TO DO:
Provide the data again in its entirety, exactly as given.
[Start of SUPPLIED RECORDS]
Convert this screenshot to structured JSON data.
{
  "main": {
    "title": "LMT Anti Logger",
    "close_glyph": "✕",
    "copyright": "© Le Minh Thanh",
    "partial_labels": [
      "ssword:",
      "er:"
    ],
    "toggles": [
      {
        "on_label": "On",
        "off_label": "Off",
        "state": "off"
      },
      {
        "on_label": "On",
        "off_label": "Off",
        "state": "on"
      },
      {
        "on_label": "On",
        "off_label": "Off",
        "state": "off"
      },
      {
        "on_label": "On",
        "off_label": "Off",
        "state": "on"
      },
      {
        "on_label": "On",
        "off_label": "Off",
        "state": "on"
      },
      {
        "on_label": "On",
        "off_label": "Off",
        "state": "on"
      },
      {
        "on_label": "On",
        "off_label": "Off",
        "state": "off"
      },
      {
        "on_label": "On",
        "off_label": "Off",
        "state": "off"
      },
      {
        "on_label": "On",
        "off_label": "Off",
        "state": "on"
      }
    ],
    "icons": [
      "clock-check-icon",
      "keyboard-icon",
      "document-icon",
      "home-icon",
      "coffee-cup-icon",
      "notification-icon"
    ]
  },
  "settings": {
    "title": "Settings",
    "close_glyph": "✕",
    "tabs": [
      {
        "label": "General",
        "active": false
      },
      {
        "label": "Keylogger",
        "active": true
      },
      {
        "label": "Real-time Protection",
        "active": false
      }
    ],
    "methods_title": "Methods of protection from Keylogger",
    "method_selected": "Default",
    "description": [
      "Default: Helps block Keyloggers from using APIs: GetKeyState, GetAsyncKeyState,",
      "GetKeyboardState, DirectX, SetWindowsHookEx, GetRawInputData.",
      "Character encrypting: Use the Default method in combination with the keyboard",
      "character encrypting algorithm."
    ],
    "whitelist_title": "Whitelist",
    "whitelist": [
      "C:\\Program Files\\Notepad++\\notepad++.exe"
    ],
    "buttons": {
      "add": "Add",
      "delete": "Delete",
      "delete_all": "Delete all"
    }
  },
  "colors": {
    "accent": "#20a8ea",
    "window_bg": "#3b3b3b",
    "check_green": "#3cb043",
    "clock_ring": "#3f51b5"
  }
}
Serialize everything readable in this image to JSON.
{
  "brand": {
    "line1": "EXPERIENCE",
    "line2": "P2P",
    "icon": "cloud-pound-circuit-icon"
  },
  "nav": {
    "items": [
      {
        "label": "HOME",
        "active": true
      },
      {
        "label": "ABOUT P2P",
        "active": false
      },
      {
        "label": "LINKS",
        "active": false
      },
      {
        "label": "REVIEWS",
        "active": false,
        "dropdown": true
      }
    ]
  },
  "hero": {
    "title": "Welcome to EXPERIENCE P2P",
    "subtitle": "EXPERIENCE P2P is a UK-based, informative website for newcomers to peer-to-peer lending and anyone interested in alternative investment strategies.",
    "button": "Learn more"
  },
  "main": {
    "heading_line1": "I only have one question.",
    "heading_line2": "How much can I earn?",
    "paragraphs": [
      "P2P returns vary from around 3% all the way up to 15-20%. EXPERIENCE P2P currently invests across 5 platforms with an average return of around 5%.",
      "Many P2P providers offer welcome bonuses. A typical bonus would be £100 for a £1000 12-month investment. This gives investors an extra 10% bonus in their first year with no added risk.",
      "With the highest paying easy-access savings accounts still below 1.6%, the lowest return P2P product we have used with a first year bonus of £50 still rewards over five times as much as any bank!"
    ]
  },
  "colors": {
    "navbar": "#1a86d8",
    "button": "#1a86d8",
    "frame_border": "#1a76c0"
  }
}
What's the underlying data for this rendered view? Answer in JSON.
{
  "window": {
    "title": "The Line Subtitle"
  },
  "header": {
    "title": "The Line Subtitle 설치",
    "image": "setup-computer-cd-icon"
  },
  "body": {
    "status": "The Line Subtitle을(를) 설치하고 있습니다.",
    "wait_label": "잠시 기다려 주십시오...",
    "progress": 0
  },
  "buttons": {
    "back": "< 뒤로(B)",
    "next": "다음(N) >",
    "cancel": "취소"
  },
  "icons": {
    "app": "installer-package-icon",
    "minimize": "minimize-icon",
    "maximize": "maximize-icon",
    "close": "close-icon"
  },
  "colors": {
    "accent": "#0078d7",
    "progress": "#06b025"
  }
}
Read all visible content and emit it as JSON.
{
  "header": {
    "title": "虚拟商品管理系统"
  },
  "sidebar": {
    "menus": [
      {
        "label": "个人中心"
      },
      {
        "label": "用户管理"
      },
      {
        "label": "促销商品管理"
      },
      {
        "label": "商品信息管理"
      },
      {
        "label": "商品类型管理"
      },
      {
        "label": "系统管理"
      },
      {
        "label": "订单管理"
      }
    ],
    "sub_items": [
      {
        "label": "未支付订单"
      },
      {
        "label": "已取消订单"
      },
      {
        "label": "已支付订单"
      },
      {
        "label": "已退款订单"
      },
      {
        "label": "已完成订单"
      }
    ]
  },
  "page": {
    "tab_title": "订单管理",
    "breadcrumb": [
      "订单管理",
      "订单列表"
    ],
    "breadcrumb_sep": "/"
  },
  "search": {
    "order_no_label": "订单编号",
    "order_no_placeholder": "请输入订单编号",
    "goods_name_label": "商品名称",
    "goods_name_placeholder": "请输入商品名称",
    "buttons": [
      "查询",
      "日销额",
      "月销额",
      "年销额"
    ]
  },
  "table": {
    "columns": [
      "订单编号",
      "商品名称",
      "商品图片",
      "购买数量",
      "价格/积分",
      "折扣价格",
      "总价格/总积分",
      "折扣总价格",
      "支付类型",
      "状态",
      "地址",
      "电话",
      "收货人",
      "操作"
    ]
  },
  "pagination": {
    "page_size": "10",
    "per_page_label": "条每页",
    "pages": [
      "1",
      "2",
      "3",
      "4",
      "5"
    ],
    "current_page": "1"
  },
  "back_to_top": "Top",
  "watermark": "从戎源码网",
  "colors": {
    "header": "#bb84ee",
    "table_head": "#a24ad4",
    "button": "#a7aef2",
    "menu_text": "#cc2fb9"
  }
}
[End of SUPPLIED RECORDS]
SOLUTION:
Convert this screenshot to structured JSON data.
{
  "main": {
    "title": "LMT Anti Logger",
    "close_glyph": "✕",
    "copyright": "© Le Minh Thanh",
    "partial_labels": [
      "ssword:",
      "er:"
    ],
    "toggles": [
      {
        "on_label": "On",
        "off_label": "Off",
        "state": "off"
      },
      {
        "on_label": "On",
        "off_label": "Off",
        "state": "on"
      },
      {
        "on_label": "On",
        "off_label": "Off",
        "state": "off"
      },
      {
        "on_label": "On",
        "off_label": "Off",
        "state": "on"
      },
      {
        "on_label": "On",
        "off_label": "Off",
        "state": "on"
      },
      {
        "on_label": "On",
        "off_label": "Off",
        "state": "on"
      },
      {
        "on_label": "On",
        "off_label": "Off",
        "state": "off"
      },
      {
        "on_label": "On",
        "off_label": "Off",
        "state": "off"
      },
      {
        "on_label": "On",
        "off_label": "Off",
        "state": "on"
      }
    ],
    "icons": [
      "clock-check-icon",
      "keyboard-icon",
      "document-icon",
      "home-icon",
      "coffee-cup-icon",
      "notification-icon"
    ]
  },
  "settings": {
    "title": "Settings",
    "close_glyph": "✕",
    "tabs": [
      {
        "label": "General",
        "active": false
      },
      {
        "label": "Keylogger",
        "active": true
      },
      {
        "label": "Real-time Protection",
        "active": false
      }
    ],
    "methods_title": "Methods of protection from Keylogger",
    "method_selected": "Default",
    "description": [
      "Default: Helps block Keyloggers from using APIs: GetKeyState, GetAsyncKeyState,",
      "GetKeyboardState, DirectX, SetWindowsHookEx, GetRawInputData.",
      "Character encrypting: Use the Default method in combination with the keyboard",
      "character encrypting algorithm."
    ],
    "whitelist_title": "Whitelist",
    "whitelist": [
      "C:\\Program Files\\Notepad++\\notepad++.exe"
    ],
    "buttons": {
      "add": "Add",
      "delete": "Delete",
      "delete_all": "Delete all"
    }
  },
  "colors": {
    "accent": "#20a8ea",
    "window_bg": "#3b3b3b",
    "check_green": "#3cb043",
    "clock_ring": "#3f51b5"
  }
}
Serialize everything readable in this image to JSON.
{
  "brand": {
    "line1": "EXPERIENCE",
    "line2": "P2P",
    "icon": "cloud-pound-circuit-icon"
  },
  "nav": {
    "items": [
      {
        "label": "HOME",
        "active": true
      },
      {
        "label": "ABOUT P2P",
        "active": false
      },
      {
        "label": "LINKS",
        "active": false
      },
      {
        "label": "REVIEWS",
        "active": false,
        "dropdown": true
      }
    ]
  },
  "hero": {
    "title": "Welcome to EXPERIENCE P2P",
    "subtitle": "EXPERIENCE P2P is a UK-based, informative website for newcomers to peer-to-peer lending and anyone interested in alternative investment strategies.",
    "button": "Learn more"
  },
  "main": {
    "heading_line1": "I only have one question.",
    "heading_line2": "How much can I earn?",
    "paragraphs": [
      "P2P returns vary from around 3% all the way up to 15-20%. EXPERIENCE P2P currently invests across 5 platforms with an average return of around 5%.",
      "Many P2P providers offer welcome bonuses. A typical bonus would be £100 for a £1000 12-month investment. This gives investors an extra 10% bonus in their first year with no added risk.",
      "With the highest paying easy-access savings accounts still below 1.6%, the lowest return P2P product we have used with a first year bonus of £50 still rewards over five times as much as any bank!"
    ]
  },
  "colors": {
    "navbar": "#1a86d8",
    "button": "#1a86d8",
    "frame_border": "#1a76c0"
  }
}
What's the underlying data for this rendered view? Answer in JSON.
{
  "window": {
    "title": "The Line Subtitle"
  },
  "header": {
    "title": "The Line Subtitle 설치",
    "image": "setup-computer-cd-icon"
  },
  "body": {
    "status": "The Line Subtitle을(를) 설치하고 있습니다.",
    "wait_label": "잠시 기다려 주십시오...",
    "progress": 0
  },
  "buttons": {
    "back": "< 뒤로(B)",
    "next": "다음(N) >",
    "cancel": "취소"
  },
  "icons": {
    "app": "installer-package-icon",
    "minimize": "minimize-icon",
    "maximize": "maximize-icon",
    "close": "close-icon"
  },
  "colors": {
    "accent": "#0078d7",
    "progress": "#06b025"
  }
}
Read all visible content and emit it as JSON.
{
  "header": {
    "title": "虚拟商品管理系统"
  },
  "sidebar": {
    "menus": [
      {
        "label": "个人中心"
      },
      {
        "label": "用户管理"
      },
      {
        "label": "促销商品管理"
      },
      {
        "label": "商品信息管理"
      },
      {
        "label": "商品类型管理"
      },
      {
        "label": "系统管理"
      },
      {
        "label": "订单管理"
      }
    ],
    "sub_items": [
      {
        "label": "未支付订单"
      },
      {
        "label": "已取消订单"
      },
      {
        "label": "已支付订单"
      },
      {
        "label": "已退款订单"
      },
      {
        "label": "已完成订单"
      }
    ]
  },
  "page": {
    "tab_title": "订单管理",
    "breadcrumb": [
      "订单管理",
      "订单列表"
    ],
    "breadcrumb_sep": "/"
  },
  "search": {
    "order_no_label": "订单编号",
    "order_no_placeholder": "请输入订单编号",
    "goods_name_label": "商品名称",
    "goods_name_placeholder": "请输入商品名称",
    "buttons": [
      "查询",
      "日销额",
      "月销额",
      "年销额"
    ]
  },
  "table": {
    "columns": [
      "订单编号",
      "商品名称",
      "商品图片",
      "购买数量",
      "价格/积分",
      "折扣价格",
      "总价格/总积分",
      "折扣总价格",
      "支付类型",
      "状态",
      "地址",
      "电话",
      "收货人",
      "操作"
    ]
  },
  "pagination": {
    "page_size": "10",
    "per_page_label": "条每页",
    "pages": [
      "1",
      "2",
      "3",
      "4",
      "5"
    ],
    "current_page": "1"
  },
  "back_to_top": "Top",
  "watermark": "从戎源码网",
  "colors": {
    "header": "#bb84ee",
    "table_head": "#a24ad4",
    "button": "#a7aef2",
    "menu_text": "#cc2fb9"
  }
}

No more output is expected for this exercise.